Records for the task start

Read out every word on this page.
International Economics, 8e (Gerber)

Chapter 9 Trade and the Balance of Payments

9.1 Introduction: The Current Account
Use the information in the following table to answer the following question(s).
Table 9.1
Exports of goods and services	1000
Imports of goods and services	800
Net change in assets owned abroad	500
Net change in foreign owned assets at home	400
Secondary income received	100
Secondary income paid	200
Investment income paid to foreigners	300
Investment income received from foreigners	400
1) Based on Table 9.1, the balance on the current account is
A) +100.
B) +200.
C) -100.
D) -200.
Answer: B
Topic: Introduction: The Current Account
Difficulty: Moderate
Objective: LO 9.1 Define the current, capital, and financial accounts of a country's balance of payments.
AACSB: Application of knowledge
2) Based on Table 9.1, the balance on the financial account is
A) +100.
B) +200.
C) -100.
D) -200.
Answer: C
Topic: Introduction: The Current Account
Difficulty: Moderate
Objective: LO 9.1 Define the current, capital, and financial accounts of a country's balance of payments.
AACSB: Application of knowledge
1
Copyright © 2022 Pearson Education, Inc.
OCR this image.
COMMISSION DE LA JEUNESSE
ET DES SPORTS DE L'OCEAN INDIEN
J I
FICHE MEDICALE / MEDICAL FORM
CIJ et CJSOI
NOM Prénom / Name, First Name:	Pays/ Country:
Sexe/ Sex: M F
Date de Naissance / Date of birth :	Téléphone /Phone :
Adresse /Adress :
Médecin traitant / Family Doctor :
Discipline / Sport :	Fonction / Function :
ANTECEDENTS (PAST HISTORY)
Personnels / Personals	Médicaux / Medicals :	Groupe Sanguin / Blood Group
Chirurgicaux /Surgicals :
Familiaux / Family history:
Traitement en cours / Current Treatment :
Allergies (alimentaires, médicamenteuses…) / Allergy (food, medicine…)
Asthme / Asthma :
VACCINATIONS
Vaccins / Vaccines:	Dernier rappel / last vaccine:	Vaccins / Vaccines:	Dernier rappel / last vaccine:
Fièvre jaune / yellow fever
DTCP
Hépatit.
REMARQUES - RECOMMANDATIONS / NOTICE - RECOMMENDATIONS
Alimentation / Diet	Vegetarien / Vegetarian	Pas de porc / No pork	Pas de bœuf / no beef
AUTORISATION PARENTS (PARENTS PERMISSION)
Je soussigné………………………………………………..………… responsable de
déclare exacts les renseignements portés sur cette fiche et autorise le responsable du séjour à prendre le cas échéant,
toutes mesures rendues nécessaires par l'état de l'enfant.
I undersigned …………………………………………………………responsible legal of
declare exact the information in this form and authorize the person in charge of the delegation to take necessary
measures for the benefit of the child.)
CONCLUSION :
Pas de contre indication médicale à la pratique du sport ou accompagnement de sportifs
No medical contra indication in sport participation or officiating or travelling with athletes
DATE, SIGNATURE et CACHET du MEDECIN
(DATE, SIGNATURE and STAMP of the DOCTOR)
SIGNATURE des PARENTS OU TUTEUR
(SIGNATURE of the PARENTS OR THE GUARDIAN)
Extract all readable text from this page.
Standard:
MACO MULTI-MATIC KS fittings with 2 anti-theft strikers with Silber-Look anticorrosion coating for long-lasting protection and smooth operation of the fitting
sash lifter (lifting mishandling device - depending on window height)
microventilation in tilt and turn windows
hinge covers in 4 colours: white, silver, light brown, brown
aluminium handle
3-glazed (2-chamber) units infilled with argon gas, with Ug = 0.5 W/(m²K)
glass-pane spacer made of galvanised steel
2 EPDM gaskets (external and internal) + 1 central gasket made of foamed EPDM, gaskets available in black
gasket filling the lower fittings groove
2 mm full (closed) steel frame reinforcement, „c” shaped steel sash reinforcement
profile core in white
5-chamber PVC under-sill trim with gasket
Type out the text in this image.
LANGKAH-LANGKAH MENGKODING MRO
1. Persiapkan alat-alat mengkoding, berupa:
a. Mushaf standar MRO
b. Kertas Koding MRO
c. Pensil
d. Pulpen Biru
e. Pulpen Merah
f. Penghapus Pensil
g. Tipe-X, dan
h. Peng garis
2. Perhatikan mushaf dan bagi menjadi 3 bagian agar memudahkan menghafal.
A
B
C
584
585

Records for the task end

-- Objective --
Extract each line of the material exactly as it stands.

-- Expected output --
Read out every word on this page.
International Economics, 8e (Gerber)

Chapter 9 Trade and the Balance of Payments

9.1 Introduction: The Current Account
Use the information in the following table to answer the following question(s).
Table 9.1
Exports of goods and services	1000
Imports of goods and services	800
Net change in assets owned abroad	500
Net change in foreign owned assets at home	400
Secondary income received	100
Secondary income paid	200
Investment income paid to foreigners	300
Investment income received from foreigners	400
1) Based on Table 9.1, the balance on the current account is
A) +100.
B) +200.
C) -100.
D) -200.
Answer: B
Topic: Introduction: The Current Account
Difficulty: Moderate
Objective: LO 9.1 Define the current, capital, and financial accounts of a country's balance of payments.
AACSB: Application of knowledge
2) Based on Table 9.1, the balance on the financial account is
A) +100.
B) +200.
C) -100.
D) -200.
Answer: C
Topic: Introduction: The Current Account
Difficulty: Moderate
Objective: LO 9.1 Define the current, capital, and financial accounts of a country's balance of payments.
AACSB: Application of knowledge
1
Copyright © 2022 Pearson Education, Inc.
OCR this image.
COMMISSION DE LA JEUNESSE
ET DES SPORTS DE L'OCEAN INDIEN
J I
FICHE MEDICALE / MEDICAL FORM
CIJ et CJSOI
NOM Prénom / Name, First Name:	Pays/ Country:
Sexe/ Sex: M F
Date de Naissance / Date of birth :	Téléphone /Phone :
Adresse /Adress :
Médecin traitant / Family Doctor :
Discipline / Sport :	Fonction / Function :
ANTECEDENTS (PAST HISTORY)
Personnels / Personals	Médicaux / Medicals :	Groupe Sanguin / Blood Group
Chirurgicaux /Surgicals :
Familiaux / Family history:
Traitement en cours / Current Treatment :
Allergies (alimentaires, médicamenteuses…) / Allergy (food, medicine…)
Asthme / Asthma :
VACCINATIONS
Vaccins / Vaccines:	Dernier rappel / last vaccine:	Vaccins / Vaccines:	Dernier rappel / last vaccine:
Fièvre jaune / yellow fever
DTCP
Hépatit.
REMARQUES - RECOMMANDATIONS / NOTICE - RECOMMENDATIONS
Alimentation / Diet	Vegetarien / Vegetarian	Pas de porc / No pork	Pas de bœuf / no beef
AUTORISATION PARENTS (PARENTS PERMISSION)
Je soussigné………………………………………………..………… responsable de
déclare exacts les renseignements portés sur cette fiche et autorise le responsable du séjour à prendre le cas échéant,
toutes mesures rendues nécessaires par l'état de l'enfant.
I undersigned …………………………………………………………responsible legal of
declare exact the information in this form and authorize the person in charge of the delegation to take necessary
measures for the benefit of the child.)
CONCLUSION :
Pas de contre indication médicale à la pratique du sport ou accompagnement de sportifs
No medical contra indication in sport participation or officiating or travelling with athletes
DATE, SIGNATURE et CACHET du MEDECIN
(DATE, SIGNATURE and STAMP of the DOCTOR)
SIGNATURE des PARENTS OU TUTEUR
(SIGNATURE of the PARENTS OR THE GUARDIAN)
Extract all readable text from this page.
Standard:
MACO MULTI-MATIC KS fittings with 2 anti-theft strikers with Silber-Look anticorrosion coating for long-lasting protection and smooth operation of the fitting
sash lifter (lifting mishandling device - depending on window height)
microventilation in tilt and turn windows
hinge covers in 4 colours: white, silver, light brown, brown
aluminium handle
3-glazed (2-chamber) units infilled with argon gas, with Ug = 0.5 W/(m²K)
glass-pane spacer made of galvanised steel
2 EPDM gaskets (external and internal) + 1 central gasket made of foamed EPDM, gaskets available in black
gasket filling the lower fittings groove
2 mm full (closed) steel frame reinforcement, „c” shaped steel sash reinforcement
profile core in white
5-chamber PVC under-sill trim with gasket
Type out the text in this image.
LANGKAH-LANGKAH MENGKODING MRO
1. Persiapkan alat-alat mengkoding, berupa:
a. Mushaf standar MRO
b. Kertas Koding MRO
c. Pensil
d. Pulpen Biru
e. Pulpen Merah
f. Penghapus Pensil
g. Tipe-X, dan
h. Peng garis
2. Perhatikan mushaf dan bagi menjadi 3 bagian agar memudahkan menghafal.
A
B
C
584
585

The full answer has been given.